**Written task**
Copy all of the material below exactly.

### Records ###

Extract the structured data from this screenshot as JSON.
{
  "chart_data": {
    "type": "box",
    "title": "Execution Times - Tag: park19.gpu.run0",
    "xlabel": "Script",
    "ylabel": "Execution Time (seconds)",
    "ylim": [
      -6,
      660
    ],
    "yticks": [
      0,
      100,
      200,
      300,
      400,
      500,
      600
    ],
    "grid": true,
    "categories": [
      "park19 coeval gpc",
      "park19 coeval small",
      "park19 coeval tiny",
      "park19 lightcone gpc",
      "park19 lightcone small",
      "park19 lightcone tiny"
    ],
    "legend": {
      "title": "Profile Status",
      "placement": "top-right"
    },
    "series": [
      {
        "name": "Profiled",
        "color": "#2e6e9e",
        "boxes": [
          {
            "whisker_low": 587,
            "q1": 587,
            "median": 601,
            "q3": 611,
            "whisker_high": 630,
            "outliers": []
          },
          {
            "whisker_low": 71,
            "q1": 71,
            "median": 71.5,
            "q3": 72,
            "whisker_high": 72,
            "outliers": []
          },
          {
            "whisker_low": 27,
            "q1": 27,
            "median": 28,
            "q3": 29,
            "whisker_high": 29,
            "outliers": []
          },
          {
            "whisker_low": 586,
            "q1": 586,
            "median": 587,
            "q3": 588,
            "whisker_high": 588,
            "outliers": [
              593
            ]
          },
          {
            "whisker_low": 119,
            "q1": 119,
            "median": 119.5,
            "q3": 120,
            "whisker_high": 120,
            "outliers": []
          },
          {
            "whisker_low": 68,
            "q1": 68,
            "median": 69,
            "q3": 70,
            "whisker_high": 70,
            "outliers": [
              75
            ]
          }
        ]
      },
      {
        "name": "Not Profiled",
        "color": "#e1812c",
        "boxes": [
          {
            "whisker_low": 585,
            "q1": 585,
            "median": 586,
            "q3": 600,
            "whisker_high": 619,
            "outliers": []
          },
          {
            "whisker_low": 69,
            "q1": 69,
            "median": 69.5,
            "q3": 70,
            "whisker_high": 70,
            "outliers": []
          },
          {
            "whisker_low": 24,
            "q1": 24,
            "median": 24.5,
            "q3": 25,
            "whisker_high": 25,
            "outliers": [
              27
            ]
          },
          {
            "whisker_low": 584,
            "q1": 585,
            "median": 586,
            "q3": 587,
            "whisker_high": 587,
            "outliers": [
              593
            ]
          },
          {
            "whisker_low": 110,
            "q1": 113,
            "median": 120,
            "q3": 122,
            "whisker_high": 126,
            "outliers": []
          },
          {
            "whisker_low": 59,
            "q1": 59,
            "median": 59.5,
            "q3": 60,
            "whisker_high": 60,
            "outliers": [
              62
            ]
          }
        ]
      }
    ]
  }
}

###

**Problem solution**
Extract the structured data from this screenshot as JSON.
{
  "chart_data": {
    "type": "box",
    "title": "Execution Times - Tag: park19.gpu.run0",
    "xlabel": "Script",
    "ylabel": "Execution Time (seconds)",
    "ylim": [
      -6,
      660
    ],
    "yticks": [
      0,
      100,
      200,
      300,
      400,
      500,
      600
    ],
    "grid": true,
    "categories": [
      "park19 coeval gpc",
      "park19 coeval small",
      "park19 coeval tiny",
      "park19 lightcone gpc",
      "park19 lightcone small",
      "park19 lightcone tiny"
    ],
    "legend": {
      "title": "Profile Status",
      "placement": "top-right"
    },
    "series": [
      {
        "name": "Profiled",
        "color": "#2e6e9e",
        "boxes": [
          {
            "whisker_low": 587,
            "q1": 587,
            "median": 601,
            "q3": 611,
            "whisker_high": 630,
            "outliers": []
          },
          {
            "whisker_low": 71,
            "q1": 71,
            "median": 71.5,
            "q3": 72,
            "whisker_high": 72,
            "outliers": []
          },
          {
            "whisker_low": 27,
            "q1": 27,
            "median": 28,
            "q3": 29,
            "whisker_high": 29,
            "outliers": []
          },
          {
            "whisker_low": 586,
            "q1": 586,
            "median": 587,
            "q3": 588,
            "whisker_high": 588,
            "outliers": [
              593
            ]
          },
          {
            "whisker_low": 119,
            "q1": 119,
            "median": 119.5,
            "q3": 120,
            "whisker_high": 120,
            "outliers": []
          },
          {
            "whisker_low": 68,
            "q1": 68,
            "median": 69,
            "q3": 70,
            "whisker_high": 70,
            "outliers": [
              75
            ]
          }
        ]
      },
      {
        "name": "Not Profiled",
        "color": "#e1812c",
        "boxes": [
          {
            "whisker_low": 585,
            "q1": 585,
            "median": 586,
            "q3": 600,
            "whisker_high": 619,
            "outliers": []
          },
          {
            "whisker_low": 69,
            "q1": 69,
            "median": 69.5,
            "q3": 70,
            "whisker_high": 70,
            "outliers": []
          },
          {
            "whisker_low": 24,
            "q1": 24,
            "median": 24.5,
            "q3": 25,
            "whisker_high": 25,
            "outliers": [
              27
            ]
          },
          {
            "whisker_low": 584,
            "q1": 585,
            "median": 586,
            "q3": 587,
            "whisker_high": 587,
            "outliers": [
              593
            ]
          },
          {
            "whisker_low": 110,
            "q1": 113,
            "median": 120,
            "q3": 122,
            "whisker_high": 126,
            "outliers": []
          },
          {
            "whisker_low": 59,
            "q1": 59,
            "median": 59.5,
            "q3": 60,
            "whisker_high": 60,
            "outliers": [
              62
            ]
          }
        ]
      }
    ]
  }
}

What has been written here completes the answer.